**Task goal**
Give every line from the entries that contains "invoices".

Dataset excerpt
☆ ☆ ☆ ☆
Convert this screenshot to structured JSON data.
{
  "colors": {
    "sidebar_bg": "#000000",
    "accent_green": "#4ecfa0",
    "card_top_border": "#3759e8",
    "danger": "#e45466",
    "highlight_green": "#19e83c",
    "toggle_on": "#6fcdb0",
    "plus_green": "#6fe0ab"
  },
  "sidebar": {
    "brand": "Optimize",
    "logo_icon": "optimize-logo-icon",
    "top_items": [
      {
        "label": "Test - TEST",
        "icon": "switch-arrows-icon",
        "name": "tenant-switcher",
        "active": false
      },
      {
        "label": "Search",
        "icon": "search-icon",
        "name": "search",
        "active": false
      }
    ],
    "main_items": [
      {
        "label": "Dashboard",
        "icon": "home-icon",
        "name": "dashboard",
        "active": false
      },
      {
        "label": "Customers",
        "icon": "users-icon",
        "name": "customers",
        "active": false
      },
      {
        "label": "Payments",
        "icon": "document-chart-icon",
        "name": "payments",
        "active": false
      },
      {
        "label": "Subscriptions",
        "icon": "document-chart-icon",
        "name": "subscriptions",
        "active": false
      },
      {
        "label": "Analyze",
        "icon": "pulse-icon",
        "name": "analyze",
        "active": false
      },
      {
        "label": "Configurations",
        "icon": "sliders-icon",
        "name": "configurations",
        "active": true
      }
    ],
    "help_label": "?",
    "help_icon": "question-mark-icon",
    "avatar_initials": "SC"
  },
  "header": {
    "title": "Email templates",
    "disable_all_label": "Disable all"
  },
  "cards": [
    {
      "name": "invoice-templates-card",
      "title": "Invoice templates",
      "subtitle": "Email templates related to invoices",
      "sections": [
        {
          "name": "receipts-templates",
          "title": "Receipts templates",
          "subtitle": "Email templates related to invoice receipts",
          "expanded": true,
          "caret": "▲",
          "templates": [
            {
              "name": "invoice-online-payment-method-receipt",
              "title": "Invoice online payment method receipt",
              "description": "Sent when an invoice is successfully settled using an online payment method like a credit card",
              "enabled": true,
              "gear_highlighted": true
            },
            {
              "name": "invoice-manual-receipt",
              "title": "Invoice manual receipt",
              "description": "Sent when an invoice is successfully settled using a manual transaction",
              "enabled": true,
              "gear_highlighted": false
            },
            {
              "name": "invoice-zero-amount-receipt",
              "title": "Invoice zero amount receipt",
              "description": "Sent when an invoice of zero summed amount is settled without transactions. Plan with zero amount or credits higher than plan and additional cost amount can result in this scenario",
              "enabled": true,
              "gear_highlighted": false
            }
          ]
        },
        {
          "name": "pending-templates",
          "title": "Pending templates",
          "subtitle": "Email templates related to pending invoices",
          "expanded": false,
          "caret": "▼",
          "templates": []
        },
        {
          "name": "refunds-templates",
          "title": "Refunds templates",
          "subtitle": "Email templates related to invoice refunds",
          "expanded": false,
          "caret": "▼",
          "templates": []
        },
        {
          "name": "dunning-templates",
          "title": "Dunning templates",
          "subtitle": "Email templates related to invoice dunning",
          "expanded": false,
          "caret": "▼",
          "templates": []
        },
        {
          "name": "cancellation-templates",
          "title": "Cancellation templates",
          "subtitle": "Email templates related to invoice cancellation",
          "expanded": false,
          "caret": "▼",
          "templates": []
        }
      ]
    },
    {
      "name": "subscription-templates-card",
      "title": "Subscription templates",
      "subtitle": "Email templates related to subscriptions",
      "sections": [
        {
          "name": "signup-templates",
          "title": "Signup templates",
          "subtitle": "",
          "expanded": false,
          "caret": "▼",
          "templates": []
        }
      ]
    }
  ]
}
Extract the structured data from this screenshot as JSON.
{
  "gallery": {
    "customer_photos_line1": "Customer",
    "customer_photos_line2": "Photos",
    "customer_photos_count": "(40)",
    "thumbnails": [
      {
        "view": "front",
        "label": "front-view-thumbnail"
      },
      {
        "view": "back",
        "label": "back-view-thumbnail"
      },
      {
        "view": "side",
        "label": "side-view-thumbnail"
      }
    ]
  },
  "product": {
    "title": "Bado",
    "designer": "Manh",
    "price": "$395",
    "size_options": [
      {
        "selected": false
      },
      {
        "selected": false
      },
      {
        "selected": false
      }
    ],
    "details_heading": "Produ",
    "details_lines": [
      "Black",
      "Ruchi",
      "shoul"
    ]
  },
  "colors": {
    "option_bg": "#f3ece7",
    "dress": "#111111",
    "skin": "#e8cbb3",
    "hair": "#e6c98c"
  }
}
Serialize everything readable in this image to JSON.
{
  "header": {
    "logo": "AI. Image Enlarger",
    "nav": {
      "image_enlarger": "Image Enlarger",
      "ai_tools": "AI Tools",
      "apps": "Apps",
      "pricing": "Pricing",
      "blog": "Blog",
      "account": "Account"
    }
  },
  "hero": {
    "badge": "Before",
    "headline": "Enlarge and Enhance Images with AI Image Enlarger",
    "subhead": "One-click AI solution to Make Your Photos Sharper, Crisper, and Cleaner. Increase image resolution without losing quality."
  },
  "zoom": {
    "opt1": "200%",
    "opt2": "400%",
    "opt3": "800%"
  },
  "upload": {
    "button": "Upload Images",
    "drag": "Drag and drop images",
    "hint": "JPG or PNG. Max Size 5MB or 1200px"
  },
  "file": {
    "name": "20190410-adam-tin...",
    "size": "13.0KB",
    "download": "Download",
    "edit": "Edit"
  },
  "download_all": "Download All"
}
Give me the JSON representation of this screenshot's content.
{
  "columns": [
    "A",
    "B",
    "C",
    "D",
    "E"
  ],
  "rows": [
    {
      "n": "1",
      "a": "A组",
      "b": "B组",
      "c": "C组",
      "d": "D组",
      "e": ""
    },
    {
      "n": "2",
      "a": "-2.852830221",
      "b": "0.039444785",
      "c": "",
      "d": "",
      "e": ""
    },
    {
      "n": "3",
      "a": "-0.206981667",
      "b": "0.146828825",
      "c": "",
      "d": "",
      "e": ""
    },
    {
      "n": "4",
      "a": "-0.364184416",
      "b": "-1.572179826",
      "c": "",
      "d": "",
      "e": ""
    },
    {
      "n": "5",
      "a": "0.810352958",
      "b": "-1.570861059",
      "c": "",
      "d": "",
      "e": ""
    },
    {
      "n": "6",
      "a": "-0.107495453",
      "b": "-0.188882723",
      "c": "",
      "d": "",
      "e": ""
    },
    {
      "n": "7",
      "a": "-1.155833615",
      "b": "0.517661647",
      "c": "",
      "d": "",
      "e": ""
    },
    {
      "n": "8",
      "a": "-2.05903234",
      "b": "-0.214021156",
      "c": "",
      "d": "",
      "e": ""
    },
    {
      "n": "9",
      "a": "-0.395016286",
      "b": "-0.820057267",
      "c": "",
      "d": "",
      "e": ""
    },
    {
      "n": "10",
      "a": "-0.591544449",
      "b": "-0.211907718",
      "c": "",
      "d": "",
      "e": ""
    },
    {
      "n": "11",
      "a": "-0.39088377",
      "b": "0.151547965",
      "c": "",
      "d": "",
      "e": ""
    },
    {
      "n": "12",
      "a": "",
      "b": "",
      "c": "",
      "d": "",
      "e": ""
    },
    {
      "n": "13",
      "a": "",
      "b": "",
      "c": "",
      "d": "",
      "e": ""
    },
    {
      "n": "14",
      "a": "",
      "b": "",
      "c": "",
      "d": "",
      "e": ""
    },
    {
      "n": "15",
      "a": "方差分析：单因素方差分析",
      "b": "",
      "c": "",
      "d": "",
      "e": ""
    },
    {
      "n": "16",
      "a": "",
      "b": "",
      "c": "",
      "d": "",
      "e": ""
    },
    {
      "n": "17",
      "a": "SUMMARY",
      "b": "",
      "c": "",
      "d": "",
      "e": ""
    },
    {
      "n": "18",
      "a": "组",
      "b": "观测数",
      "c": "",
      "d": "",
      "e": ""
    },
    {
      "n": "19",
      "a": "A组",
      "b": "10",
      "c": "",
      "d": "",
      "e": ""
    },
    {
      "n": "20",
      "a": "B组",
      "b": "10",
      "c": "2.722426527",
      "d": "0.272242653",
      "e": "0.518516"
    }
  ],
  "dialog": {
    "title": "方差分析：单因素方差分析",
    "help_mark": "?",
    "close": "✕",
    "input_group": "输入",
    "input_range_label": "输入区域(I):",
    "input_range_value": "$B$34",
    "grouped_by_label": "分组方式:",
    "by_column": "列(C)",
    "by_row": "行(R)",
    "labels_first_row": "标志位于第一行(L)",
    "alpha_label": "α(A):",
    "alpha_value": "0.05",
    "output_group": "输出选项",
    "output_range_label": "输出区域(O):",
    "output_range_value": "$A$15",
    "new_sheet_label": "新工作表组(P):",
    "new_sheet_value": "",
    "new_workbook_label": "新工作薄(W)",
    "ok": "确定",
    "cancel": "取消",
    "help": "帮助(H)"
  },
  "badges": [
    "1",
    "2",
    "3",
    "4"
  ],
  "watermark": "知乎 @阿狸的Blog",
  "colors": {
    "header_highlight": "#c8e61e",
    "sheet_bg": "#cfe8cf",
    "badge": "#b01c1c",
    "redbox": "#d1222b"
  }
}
☆ ☆ ☆ ☆
**Completed task**
      "subtitle": "Email templates related to invoices",
          "subtitle": "Email templates related to pending invoices",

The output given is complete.